EXERCISE REQUIREMENTS: Filter this data down to the lines that hold "SELECT", and copy them.

INPUT ROWS:
>> begin
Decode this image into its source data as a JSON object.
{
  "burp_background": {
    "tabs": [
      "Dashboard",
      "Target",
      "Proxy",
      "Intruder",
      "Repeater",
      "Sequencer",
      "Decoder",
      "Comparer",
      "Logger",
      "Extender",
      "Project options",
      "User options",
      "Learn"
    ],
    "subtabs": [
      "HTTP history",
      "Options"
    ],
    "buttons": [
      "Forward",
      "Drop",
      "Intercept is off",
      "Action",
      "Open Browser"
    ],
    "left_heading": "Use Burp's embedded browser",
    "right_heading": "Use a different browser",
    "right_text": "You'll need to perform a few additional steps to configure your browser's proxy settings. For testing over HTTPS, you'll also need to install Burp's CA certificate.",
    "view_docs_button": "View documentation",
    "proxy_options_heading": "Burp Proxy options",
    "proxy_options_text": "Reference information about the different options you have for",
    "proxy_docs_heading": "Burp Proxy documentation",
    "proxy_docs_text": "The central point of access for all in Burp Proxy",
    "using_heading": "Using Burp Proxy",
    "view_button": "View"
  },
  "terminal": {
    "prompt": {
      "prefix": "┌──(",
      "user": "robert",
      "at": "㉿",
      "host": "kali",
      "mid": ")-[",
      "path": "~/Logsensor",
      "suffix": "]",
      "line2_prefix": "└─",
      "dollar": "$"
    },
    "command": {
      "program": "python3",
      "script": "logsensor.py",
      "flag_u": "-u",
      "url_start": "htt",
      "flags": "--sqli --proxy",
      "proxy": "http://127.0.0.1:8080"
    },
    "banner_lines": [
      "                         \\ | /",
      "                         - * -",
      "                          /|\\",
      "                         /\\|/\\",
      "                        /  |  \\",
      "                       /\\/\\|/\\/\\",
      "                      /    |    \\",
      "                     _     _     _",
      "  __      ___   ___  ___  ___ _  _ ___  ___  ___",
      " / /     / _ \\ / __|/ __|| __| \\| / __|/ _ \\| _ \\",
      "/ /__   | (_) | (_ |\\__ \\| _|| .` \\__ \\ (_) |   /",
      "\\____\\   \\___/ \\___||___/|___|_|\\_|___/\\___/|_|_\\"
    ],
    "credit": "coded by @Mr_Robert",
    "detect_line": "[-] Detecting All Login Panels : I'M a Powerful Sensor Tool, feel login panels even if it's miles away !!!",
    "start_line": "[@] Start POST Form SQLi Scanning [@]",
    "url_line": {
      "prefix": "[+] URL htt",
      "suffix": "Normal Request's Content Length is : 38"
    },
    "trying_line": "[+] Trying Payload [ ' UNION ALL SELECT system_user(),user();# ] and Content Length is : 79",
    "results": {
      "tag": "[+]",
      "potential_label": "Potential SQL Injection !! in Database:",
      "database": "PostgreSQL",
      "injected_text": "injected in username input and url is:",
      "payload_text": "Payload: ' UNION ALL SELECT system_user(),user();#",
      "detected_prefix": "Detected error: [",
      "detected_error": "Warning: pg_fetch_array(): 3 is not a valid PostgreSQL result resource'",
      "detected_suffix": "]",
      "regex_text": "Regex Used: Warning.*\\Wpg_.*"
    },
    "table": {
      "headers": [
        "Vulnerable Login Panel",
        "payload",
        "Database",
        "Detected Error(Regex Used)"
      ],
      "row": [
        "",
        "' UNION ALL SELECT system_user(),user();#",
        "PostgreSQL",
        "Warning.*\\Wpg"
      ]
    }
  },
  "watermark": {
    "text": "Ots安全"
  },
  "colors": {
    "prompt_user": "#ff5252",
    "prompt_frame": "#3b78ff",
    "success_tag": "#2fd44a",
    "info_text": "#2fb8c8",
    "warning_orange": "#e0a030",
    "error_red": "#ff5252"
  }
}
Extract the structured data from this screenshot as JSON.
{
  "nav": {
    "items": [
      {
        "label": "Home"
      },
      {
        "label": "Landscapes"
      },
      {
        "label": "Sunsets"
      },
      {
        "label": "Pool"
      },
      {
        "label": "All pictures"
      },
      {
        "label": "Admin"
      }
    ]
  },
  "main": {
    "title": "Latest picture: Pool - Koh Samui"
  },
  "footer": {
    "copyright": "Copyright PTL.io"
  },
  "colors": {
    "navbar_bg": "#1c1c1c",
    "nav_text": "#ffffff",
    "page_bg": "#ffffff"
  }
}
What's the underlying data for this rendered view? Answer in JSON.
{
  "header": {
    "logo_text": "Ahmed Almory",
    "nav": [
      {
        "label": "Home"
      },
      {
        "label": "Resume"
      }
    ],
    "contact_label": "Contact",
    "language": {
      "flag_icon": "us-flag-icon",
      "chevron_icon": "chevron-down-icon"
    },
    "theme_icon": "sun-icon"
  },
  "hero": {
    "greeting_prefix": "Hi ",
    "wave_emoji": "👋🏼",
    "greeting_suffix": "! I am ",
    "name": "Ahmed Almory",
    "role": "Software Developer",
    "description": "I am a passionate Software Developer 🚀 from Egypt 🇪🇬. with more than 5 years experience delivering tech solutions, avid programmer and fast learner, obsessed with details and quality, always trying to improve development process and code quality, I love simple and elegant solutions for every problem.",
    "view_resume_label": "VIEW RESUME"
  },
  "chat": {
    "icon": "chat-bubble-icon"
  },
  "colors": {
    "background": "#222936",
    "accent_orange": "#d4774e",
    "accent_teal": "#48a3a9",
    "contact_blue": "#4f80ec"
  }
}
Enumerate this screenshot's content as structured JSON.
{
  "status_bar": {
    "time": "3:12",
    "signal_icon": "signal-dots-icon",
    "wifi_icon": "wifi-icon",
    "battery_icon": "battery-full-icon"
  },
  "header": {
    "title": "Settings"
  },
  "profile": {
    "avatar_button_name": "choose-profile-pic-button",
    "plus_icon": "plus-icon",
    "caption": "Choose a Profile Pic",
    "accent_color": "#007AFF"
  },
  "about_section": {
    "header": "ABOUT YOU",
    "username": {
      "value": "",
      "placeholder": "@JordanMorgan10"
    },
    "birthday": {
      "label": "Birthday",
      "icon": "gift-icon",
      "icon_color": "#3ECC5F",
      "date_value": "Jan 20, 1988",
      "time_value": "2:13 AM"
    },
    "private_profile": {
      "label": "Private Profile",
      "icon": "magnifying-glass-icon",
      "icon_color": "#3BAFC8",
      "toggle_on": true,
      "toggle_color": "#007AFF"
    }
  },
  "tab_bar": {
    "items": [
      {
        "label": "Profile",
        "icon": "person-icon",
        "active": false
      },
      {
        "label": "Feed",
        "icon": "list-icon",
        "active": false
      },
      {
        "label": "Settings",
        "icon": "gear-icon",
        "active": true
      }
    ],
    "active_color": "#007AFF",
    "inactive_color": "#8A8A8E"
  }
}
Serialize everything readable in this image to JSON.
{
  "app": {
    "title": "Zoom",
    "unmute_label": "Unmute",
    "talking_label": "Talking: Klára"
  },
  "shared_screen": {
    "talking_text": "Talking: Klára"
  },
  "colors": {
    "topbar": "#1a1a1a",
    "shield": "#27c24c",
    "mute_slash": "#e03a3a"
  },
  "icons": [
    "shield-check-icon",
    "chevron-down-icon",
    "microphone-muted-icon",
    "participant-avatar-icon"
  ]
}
>> end
EXERCISE RESULT:
    "trying_line": "[+] Trying Payload [ ' UNION ALL SELECT system_user(),user();# ] and Content Length is : 79",
      "payload_text": "Payload: ' UNION ALL SELECT system_user(),user();#",
        "' UNION ALL SELECT system_user(),user();#",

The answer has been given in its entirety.